RECORDS TO PROCESS:
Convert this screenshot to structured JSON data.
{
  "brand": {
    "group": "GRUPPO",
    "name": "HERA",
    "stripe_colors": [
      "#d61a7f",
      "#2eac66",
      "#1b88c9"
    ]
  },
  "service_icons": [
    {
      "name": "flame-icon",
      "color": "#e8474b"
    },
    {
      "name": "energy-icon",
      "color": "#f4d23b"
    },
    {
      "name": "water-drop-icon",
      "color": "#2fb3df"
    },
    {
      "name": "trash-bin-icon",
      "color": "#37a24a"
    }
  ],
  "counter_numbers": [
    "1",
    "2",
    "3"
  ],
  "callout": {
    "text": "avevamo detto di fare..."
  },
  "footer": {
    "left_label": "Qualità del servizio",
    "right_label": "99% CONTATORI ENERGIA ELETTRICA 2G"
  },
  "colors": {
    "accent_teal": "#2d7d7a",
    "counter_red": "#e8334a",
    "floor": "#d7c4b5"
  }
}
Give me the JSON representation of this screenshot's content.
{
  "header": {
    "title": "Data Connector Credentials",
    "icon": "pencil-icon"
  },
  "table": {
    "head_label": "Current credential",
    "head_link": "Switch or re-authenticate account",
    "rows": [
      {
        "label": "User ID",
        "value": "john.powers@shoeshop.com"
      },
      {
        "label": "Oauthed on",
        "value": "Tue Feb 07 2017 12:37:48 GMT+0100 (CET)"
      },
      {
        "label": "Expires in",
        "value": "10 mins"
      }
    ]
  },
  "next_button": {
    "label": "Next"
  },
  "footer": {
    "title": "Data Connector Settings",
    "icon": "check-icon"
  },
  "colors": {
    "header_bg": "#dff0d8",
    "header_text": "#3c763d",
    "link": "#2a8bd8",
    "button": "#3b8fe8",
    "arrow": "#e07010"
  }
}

GOAL: Print the listing above in full, exactly as it is.

THE ANSWER:
Convert this screenshot to structured JSON data.
{
  "brand": {
    "group": "GRUPPO",
    "name": "HERA",
    "stripe_colors": [
      "#d61a7f",
      "#2eac66",
      "#1b88c9"
    ]
  },
  "service_icons": [
    {
      "name": "flame-icon",
      "color": "#e8474b"
    },
    {
      "name": "energy-icon",
      "color": "#f4d23b"
    },
    {
      "name": "water-drop-icon",
      "color": "#2fb3df"
    },
    {
      "name": "trash-bin-icon",
      "color": "#37a24a"
    }
  ],
  "counter_numbers": [
    "1",
    "2",
    "3"
  ],
  "callout": {
    "text": "avevamo detto di fare..."
  },
  "footer": {
    "left_label": "Qualità del servizio",
    "right_label": "99% CONTATORI ENERGIA ELETTRICA 2G"
  },
  "colors": {
    "accent_teal": "#2d7d7a",
    "counter_red": "#e8334a",
    "floor": "#d7c4b5"
  }
}
Give me the JSON representation of this screenshot's content.
{
  "header": {
    "title": "Data Connector Credentials",
    "icon": "pencil-icon"
  },
  "table": {
    "head_label": "Current credential",
    "head_link": "Switch or re-authenticate account",
    "rows": [
      {
        "label": "User ID",
        "value": "john.powers@shoeshop.com"
      },
      {
        "label": "Oauthed on",
        "value": "Tue Feb 07 2017 12:37:48 GMT+0100 (CET)"
      },
      {
        "label": "Expires in",
        "value": "10 mins"
      }
    ]
  },
  "next_button": {
    "label": "Next"
  },
  "footer": {
    "title": "Data Connector Settings",
    "icon": "check-icon"
  },
  "colors": {
    "header_bg": "#dff0d8",
    "header_text": "#3c763d",
    "link": "#2a8bd8",
    "button": "#3b8fe8",
    "arrow": "#e07010"
  }
}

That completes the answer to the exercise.